Dataset items:

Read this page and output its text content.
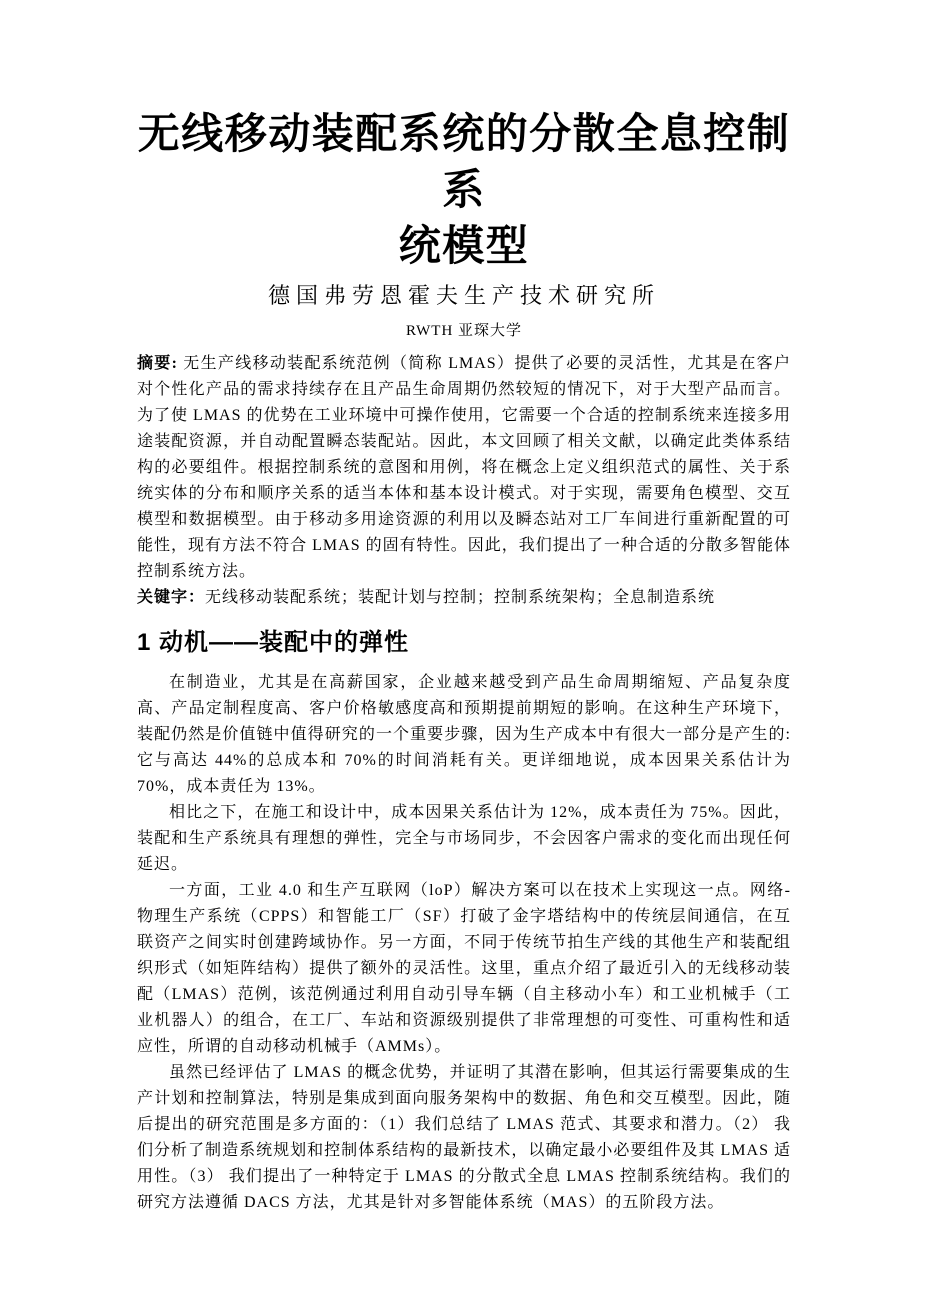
无线移动装配系统的分散全息控制系
统模型

德国弗劳恩霍夫生产技术研究所

RWTH 亚琛大学

摘要: 无生产线移动装配系统范例（简称 LMAS）提供了必要的灵活性，尤其是在客户对个性化产品的需求持续存在且产品生命周期仍然较短的情况下，对于大型产品而言。为了使 LMAS 的优势在工业环境中可操作使用，它需要一个合适的控制系统来连接多用途装配资源，并自动配置瞬态装配站。因此，本文回顾了相关文献，以确定此类体系结构的必要组件。根据控制系统的意图和用例，将在概念上定义组织范式的属性、关于系统实体的分布和顺序关系的适当本体和基本设计模式。对于实现，需要角色模型、交互模型和数据模型。由于移动多用途资源的利用以及瞬态站对工厂车间进行重新配置的可能性，现有方法不符合 LMAS 的固有特性。因此，我们提出了一种合适的分散多智能体控制系统方法。

关键字：无线移动装配系统；装配计划与控制；控制系统架构；全息制造系统

1 动机——装配中的弹性

在制造业，尤其是在高薪国家，企业越来越受到产品生命周期缩短、产品复杂度高、产品定制程度高、客户价格敏感度高和预期提前期短的影响。在这种生产环境下，装配仍然是价值链中值得研究的一个重要步骤，因为生产成本中有很大一部分是产生的:它与高达 44%的总成本和 70%的时间消耗有关。更详细地说，成本因果关系估计为 70%，成本责任为 13%。

相比之下，在施工和设计中，成本因果关系估计为 12%，成本责任为 75%。因此，装配和生产系统具有理想的弹性，完全与市场同步，不会因客户需求的变化而出现任何延迟。

一方面，工业 4.0 和生产互联网（loP）解决方案可以在技术上实现这一点。网络-物理生产系统（CPPS）和智能工厂（SF）打破了金字塔结构中的传统层间通信，在互联资产之间实时创建跨域协作。另一方面，不同于传统节拍生产线的其他生产和装配组织形式（如矩阵结构）提供了额外的灵活性。这里，重点介绍了最近引入的无线移动装配（LMAS）范例，该范例通过利用自动引导车辆（自主移动小车）和工业机械手（工业机器人）的组合，在工厂、车站和资源级别提供了非常理想的可变性、可重构性和适应性，所谓的自动移动机械手（AMMs）。

虽然已经评估了 LMAS 的概念优势，并证明了其潜在影响，但其运行需要集成的生产计划和控制算法，特别是集成到面向服务架构中的数据、角色和交互模型。因此，随后提出的研究范围是多方面的：（1）我们总结了 LMAS 范式、其要求和潜力。（2） 我们分析了制造系统规划和控制体系结构的最新技术，以确定最小必要组件及其 LMAS 适用性。（3） 我们提出了一种特定于 LMAS 的分散式全息 LMAS 控制系统结构。我们的研究方法遵循 DACS 方法，尤其是针对多智能体系统（MAS）的五阶段方法。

## Instruction
Which lines in the listing above hold the word "成本责任为"? Show each of them.

## The completed task
在制造业，尤其是在高薪国家，企业越来越受到产品生命周期缩短、产品复杂度高、产品定制程度高、客户价格敏感度高和预期提前期短的影响。在这种生产环境下，装配仍然是价值链中值得研究的一个重要步骤，因为生产成本中有很大一部分是产生的:它与高达 44%的总成本和 70%的时间消耗有关。更详细地说，成本因果关系估计为 70%，成本责任为 13%。
相比之下，在施工和设计中，成本因果关系估计为 12%，成本责任为 75%。因此，装配和生产系统具有理想的弹性，完全与市场同步，不会因客户需求的变化而出现任何延迟。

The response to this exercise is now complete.